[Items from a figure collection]

┏━━

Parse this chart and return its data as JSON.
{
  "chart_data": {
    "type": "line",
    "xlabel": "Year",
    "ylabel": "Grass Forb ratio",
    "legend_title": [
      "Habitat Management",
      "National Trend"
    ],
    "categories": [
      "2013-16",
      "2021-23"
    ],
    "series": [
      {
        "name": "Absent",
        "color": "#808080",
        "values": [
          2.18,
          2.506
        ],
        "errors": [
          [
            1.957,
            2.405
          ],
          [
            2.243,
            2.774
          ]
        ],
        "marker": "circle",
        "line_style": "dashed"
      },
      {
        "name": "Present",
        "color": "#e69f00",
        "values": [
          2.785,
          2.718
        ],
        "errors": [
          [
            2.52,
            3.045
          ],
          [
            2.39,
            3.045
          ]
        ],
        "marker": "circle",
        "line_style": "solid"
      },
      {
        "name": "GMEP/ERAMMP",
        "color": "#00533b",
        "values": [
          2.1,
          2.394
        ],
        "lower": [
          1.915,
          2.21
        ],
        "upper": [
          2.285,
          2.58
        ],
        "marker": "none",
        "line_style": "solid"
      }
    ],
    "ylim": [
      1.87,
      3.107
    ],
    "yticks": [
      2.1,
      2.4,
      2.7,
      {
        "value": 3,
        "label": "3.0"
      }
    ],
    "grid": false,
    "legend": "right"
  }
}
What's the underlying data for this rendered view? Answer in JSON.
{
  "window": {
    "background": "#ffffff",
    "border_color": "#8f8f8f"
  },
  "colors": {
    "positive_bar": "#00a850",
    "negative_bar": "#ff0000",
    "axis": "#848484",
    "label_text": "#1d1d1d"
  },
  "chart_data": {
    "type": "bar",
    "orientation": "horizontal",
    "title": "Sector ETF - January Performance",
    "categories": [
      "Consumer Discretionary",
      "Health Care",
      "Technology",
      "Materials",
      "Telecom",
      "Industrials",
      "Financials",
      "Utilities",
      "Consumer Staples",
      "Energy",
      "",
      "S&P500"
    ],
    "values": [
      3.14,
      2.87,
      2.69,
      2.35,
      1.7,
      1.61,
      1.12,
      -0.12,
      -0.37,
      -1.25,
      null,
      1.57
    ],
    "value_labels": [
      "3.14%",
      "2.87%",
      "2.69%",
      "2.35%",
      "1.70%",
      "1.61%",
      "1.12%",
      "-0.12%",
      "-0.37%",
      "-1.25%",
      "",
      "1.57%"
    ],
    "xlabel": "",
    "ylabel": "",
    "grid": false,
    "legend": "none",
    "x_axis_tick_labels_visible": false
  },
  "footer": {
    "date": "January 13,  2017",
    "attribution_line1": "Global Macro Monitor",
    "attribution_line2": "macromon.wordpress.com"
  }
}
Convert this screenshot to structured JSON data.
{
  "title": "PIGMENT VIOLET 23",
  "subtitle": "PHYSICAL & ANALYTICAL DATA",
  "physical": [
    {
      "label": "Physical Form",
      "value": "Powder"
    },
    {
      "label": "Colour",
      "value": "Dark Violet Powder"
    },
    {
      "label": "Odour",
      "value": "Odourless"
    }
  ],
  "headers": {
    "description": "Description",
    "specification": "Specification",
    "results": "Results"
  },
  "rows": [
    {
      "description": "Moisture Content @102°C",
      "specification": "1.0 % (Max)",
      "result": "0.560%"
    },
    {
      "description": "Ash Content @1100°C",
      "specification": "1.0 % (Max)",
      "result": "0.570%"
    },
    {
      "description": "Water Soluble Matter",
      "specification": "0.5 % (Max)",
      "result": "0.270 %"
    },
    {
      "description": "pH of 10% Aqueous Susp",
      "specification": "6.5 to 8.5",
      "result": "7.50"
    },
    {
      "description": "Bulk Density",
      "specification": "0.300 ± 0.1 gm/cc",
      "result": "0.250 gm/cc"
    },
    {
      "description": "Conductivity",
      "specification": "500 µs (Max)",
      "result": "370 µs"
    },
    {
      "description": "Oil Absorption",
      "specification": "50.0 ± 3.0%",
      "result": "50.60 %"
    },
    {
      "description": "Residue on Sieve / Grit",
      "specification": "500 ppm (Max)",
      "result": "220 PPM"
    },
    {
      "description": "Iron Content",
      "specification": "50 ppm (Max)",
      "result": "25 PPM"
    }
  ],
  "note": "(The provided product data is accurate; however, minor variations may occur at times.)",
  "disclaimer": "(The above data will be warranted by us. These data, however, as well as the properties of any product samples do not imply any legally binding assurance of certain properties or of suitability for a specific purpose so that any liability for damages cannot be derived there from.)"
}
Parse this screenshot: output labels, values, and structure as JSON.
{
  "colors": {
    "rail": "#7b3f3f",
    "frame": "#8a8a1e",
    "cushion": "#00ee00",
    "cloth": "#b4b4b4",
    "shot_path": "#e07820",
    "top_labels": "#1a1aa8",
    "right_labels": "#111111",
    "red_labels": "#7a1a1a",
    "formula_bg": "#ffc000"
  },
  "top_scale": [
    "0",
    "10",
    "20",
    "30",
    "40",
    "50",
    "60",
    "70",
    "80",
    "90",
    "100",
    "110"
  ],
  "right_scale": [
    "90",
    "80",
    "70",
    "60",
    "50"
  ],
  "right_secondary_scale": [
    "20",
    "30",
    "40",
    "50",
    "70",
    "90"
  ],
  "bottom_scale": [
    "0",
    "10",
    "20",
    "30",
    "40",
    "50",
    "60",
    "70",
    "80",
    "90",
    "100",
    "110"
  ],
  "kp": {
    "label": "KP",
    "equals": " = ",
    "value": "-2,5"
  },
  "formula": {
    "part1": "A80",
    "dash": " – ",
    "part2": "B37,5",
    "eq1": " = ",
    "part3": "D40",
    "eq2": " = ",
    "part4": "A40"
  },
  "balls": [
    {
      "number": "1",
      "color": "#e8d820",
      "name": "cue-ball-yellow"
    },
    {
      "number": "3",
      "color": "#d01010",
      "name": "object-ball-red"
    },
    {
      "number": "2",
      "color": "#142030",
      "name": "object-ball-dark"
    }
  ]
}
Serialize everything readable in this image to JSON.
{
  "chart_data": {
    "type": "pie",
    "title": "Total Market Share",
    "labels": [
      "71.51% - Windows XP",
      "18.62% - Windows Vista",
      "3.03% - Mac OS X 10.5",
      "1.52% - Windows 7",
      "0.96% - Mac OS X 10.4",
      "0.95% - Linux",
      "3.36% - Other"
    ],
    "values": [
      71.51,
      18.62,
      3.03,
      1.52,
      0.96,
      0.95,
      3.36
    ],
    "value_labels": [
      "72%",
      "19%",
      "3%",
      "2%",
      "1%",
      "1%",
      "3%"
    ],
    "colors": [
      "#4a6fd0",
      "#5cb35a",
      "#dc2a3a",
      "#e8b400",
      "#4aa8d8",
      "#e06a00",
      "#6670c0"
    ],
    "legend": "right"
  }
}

┗━━

**Work to do**
Copy every line verbatim.

**The reply**
Parse this chart and return its data as JSON.
{
  "chart_data": {
    "type": "line",
    "xlabel": "Year",
    "ylabel": "Grass Forb ratio",
    "legend_title": [
      "Habitat Management",
      "National Trend"
    ],
    "categories": [
      "2013-16",
      "2021-23"
    ],
    "series": [
      {
        "name": "Absent",
        "color": "#808080",
        "values": [
          2.18,
          2.506
        ],
        "errors": [
          [
            1.957,
            2.405
          ],
          [
            2.243,
            2.774
          ]
        ],
        "marker": "circle",
        "line_style": "dashed"
      },
      {
        "name": "Present",
        "color": "#e69f00",
        "values": [
          2.785,
          2.718
        ],
        "errors": [
          [
            2.52,
            3.045
          ],
          [
            2.39,
            3.045
          ]
        ],
        "marker": "circle",
        "line_style": "solid"
      },
      {
        "name": "GMEP/ERAMMP",
        "color": "#00533b",
        "values": [
          2.1,
          2.394
        ],
        "lower": [
          1.915,
          2.21
        ],
        "upper": [
          2.285,
          2.58
        ],
        "marker": "none",
        "line_style": "solid"
      }
    ],
    "ylim": [
      1.87,
      3.107
    ],
    "yticks": [
      2.1,
      2.4,
      2.7,
      {
        "value": 3,
        "label": "3.0"
      }
    ],
    "grid": false,
    "legend": "right"
  }
}
What's the underlying data for this rendered view? Answer in JSON.
{
  "window": {
    "background": "#ffffff",
    "border_color": "#8f8f8f"
  },
  "colors": {
    "positive_bar": "#00a850",
    "negative_bar": "#ff0000",
    "axis": "#848484",
    "label_text": "#1d1d1d"
  },
  "chart_data": {
    "type": "bar",
    "orientation": "horizontal",
    "title": "Sector ETF - January Performance",
    "categories": [
      "Consumer Discretionary",
      "Health Care",
      "Technology",
      "Materials",
      "Telecom",
      "Industrials",
      "Financials",
      "Utilities",
      "Consumer Staples",
      "Energy",
      "",
      "S&P500"
    ],
    "values": [
      3.14,
      2.87,
      2.69,
      2.35,
      1.7,
      1.61,
      1.12,
      -0.12,
      -0.37,
      -1.25,
      null,
      1.57
    ],
    "value_labels": [
      "3.14%",
      "2.87%",
      "2.69%",
      "2.35%",
      "1.70%",
      "1.61%",
      "1.12%",
      "-0.12%",
      "-0.37%",
      "-1.25%",
      "",
      "1.57%"
    ],
    "xlabel": "",
    "ylabel": "",
    "grid": false,
    "legend": "none",
    "x_axis_tick_labels_visible": false
  },
  "footer": {
    "date": "January 13,  2017",
    "attribution_line1": "Global Macro Monitor",
    "attribution_line2": "macromon.wordpress.com"
  }
}
Convert this screenshot to structured JSON data.
{
  "title": "PIGMENT VIOLET 23",
  "subtitle": "PHYSICAL & ANALYTICAL DATA",
  "physical": [
    {
      "label": "Physical Form",
      "value": "Powder"
    },
    {
      "label": "Colour",
      "value": "Dark Violet Powder"
    },
    {
      "label": "Odour",
      "value": "Odourless"
    }
  ],
  "headers": {
    "description": "Description",
    "specification": "Specification",
    "results": "Results"
  },
  "rows": [
    {
      "description": "Moisture Content @102°C",
      "specification": "1.0 % (Max)",
      "result": "0.560%"
    },
    {
      "description": "Ash Content @1100°C",
      "specification": "1.0 % (Max)",
      "result": "0.570%"
    },
    {
      "description": "Water Soluble Matter",
      "specification": "0.5 % (Max)",
      "result": "0.270 %"
    },
    {
      "description": "pH of 10% Aqueous Susp",
      "specification": "6.5 to 8.5",
      "result": "7.50"
    },
    {
      "description": "Bulk Density",
      "specification": "0.300 ± 0.1 gm/cc",
      "result": "0.250 gm/cc"
    },
    {
      "description": "Conductivity",
      "specification": "500 µs (Max)",
      "result": "370 µs"
    },
    {
      "description": "Oil Absorption",
      "specification": "50.0 ± 3.0%",
      "result": "50.60 %"
    },
    {
      "description": "Residue on Sieve / Grit",
      "specification": "500 ppm (Max)",
      "result": "220 PPM"
    },
    {
      "description": "Iron Content",
      "specification": "50 ppm (Max)",
      "result": "25 PPM"
    }
  ],
  "note": "(The provided product data is accurate; however, minor variations may occur at times.)",
  "disclaimer": "(The above data will be warranted by us. These data, however, as well as the properties of any product samples do not imply any legally binding assurance of certain properties or of suitability for a specific purpose so that any liability for damages cannot be derived there from.)"
}
Parse this screenshot: output labels, values, and structure as JSON.
{
  "colors": {
    "rail": "#7b3f3f",
    "frame": "#8a8a1e",
    "cushion": "#00ee00",
    "cloth": "#b4b4b4",
    "shot_path": "#e07820",
    "top_labels": "#1a1aa8",
    "right_labels": "#111111",
    "red_labels": "#7a1a1a",
    "formula_bg": "#ffc000"
  },
  "top_scale": [
    "0",
    "10",
    "20",
    "30",
    "40",
    "50",
    "60",
    "70",
    "80",
    "90",
    "100",
    "110"
  ],
  "right_scale": [
    "90",
    "80",
    "70",
    "60",
    "50"
  ],
  "right_secondary_scale": [
    "20",
    "30",
    "40",
    "50",
    "70",
    "90"
  ],
  "bottom_scale": [
    "0",
    "10",
    "20",
    "30",
    "40",
    "50",
    "60",
    "70",
    "80",
    "90",
    "100",
    "110"
  ],
  "kp": {
    "label": "KP",
    "equals": " = ",
    "value": "-2,5"
  },
  "formula": {
    "part1": "A80",
    "dash": " – ",
    "part2": "B37,5",
    "eq1": " = ",
    "part3": "D40",
    "eq2": " = ",
    "part4": "A40"
  },
  "balls": [
    {
      "number": "1",
      "color": "#e8d820",
      "name": "cue-ball-yellow"
    },
    {
      "number": "3",
      "color": "#d01010",
      "name": "object-ball-red"
    },
    {
      "number": "2",
      "color": "#142030",
      "name": "object-ball-dark"
    }
  ]
}
Serialize everything readable in this image to JSON.
{
  "chart_data": {
    "type": "pie",
    "title": "Total Market Share",
    "labels": [
      "71.51% - Windows XP",
      "18.62% - Windows Vista",
      "3.03% - Mac OS X 10.5",
      "1.52% - Windows 7",
      "0.96% - Mac OS X 10.4",
      "0.95% - Linux",
      "3.36% - Other"
    ],
    "values": [
      71.51,
      18.62,
      3.03,
      1.52,
      0.96,
      0.95,
      3.36
    ],
    "value_labels": [
      "72%",
      "19%",
      "3%",
      "2%",
      "1%",
      "1%",
      "3%"
    ],
    "colors": [
      "#4a6fd0",
      "#5cb35a",
      "#dc2a3a",
      "#e8b400",
      "#4aa8d8",
      "#e06a00",
      "#6670c0"
    ],
    "legend": "right"
  }
}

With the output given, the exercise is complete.